→ PROMPT:
Please output the listing word for word, starting at its first line and ending at the line that contains "- grades-sup: th.: [452, 212, 463, 221]", with both of those lines included.

Stored records
┄┄┄┄┄┄
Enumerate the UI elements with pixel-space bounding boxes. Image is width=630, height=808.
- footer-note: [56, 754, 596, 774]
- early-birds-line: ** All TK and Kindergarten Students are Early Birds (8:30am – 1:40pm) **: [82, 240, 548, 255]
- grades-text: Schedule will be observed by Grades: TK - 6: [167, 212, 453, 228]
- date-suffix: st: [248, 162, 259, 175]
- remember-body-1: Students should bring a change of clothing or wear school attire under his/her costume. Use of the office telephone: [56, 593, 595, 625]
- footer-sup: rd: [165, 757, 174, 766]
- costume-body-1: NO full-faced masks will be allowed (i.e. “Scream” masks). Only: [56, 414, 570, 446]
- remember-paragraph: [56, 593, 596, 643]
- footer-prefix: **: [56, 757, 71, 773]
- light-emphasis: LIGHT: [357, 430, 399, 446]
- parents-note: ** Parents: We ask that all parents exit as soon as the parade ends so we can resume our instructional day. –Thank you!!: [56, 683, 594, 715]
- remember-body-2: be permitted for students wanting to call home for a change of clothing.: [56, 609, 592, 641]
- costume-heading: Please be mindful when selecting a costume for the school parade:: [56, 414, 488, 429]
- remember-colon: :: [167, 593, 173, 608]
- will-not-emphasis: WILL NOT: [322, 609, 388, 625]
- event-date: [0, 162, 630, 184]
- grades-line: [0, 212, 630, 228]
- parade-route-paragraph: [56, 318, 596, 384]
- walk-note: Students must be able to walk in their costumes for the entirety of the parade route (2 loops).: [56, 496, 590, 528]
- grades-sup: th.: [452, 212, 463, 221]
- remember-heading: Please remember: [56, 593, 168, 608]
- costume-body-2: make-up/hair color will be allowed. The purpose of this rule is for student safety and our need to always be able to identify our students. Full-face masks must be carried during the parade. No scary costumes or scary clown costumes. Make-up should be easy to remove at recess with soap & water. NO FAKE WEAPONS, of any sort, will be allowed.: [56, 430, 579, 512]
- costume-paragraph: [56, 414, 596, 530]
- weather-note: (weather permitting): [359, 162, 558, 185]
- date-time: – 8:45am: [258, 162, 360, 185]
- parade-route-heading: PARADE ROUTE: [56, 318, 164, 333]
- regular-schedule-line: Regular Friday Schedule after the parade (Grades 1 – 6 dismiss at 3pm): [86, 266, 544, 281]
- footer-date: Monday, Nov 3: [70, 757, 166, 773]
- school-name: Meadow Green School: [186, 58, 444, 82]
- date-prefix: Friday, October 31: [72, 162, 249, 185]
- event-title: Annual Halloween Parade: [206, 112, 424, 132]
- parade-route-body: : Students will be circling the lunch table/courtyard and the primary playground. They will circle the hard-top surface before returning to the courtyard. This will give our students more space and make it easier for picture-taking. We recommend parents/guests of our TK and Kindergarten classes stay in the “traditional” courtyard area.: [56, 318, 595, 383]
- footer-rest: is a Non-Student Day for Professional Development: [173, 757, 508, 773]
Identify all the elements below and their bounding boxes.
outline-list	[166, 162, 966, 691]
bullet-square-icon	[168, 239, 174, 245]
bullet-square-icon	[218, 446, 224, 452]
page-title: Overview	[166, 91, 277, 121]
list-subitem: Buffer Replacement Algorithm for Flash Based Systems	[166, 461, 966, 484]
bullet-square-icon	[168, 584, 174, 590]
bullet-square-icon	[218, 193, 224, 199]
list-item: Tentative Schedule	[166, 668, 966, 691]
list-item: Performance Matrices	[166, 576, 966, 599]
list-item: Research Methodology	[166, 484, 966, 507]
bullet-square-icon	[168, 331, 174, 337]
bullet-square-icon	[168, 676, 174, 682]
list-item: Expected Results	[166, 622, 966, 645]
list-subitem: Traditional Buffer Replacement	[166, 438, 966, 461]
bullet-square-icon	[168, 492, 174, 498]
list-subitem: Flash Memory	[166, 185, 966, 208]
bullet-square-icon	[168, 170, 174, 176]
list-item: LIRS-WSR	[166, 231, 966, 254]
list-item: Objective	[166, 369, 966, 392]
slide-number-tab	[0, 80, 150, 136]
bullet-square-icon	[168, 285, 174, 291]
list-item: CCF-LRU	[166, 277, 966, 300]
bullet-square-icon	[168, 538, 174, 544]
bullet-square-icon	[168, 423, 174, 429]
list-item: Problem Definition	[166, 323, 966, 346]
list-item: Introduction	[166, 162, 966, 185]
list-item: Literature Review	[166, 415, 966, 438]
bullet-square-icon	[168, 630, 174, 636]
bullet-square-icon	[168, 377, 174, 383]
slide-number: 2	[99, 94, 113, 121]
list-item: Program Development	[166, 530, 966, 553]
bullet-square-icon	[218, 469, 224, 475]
┄┄┄┄┄┄
→ THE REPLY:
Enumerate the UI elements with pixel-space bounding boxes. Image is width=630, height=808.
- footer-note: [56, 754, 596, 774]
- early-birds-line: ** All TK and Kindergarten Students are Early Birds (8:30am – 1:40pm) **: [82, 240, 548, 255]
- grades-text: Schedule will be observed by Grades: TK - 6: [167, 212, 453, 228]
- date-suffix: st: [248, 162, 259, 175]
- remember-body-1: Students should bring a change of clothing or wear school attire under his/her costume. Use of the office telephone: [56, 593, 595, 625]
- footer-sup: rd: [165, 757, 174, 766]
- costume-body-1: NO full-faced masks will be allowed (i.e. “Scream” masks). Only: [56, 414, 570, 446]
- remember-paragraph: [56, 593, 596, 643]
- footer-prefix: **: [56, 757, 71, 773]
- light-emphasis: LIGHT: [357, 430, 399, 446]
- parents-note: ** Parents: We ask that all parents exit as soon as the parade ends so we can resume our instructional day. –Thank you!!: [56, 683, 594, 715]
- remember-body-2: be permitted for students wanting to call home for a change of clothing.: [56, 609, 592, 641]
- costume-heading: Please be mindful when selecting a costume for the school parade:: [56, 414, 488, 429]
- remember-colon: :: [167, 593, 173, 608]
- will-not-emphasis: WILL NOT: [322, 609, 388, 625]
- event-date: [0, 162, 630, 184]
- grades-line: [0, 212, 630, 228]
- parade-route-paragraph: [56, 318, 596, 384]
- walk-note: Students must be able to walk in their costumes for the entirety of the parade route (2 loops).: [56, 496, 590, 528]
- grades-sup: th.: [452, 212, 463, 221]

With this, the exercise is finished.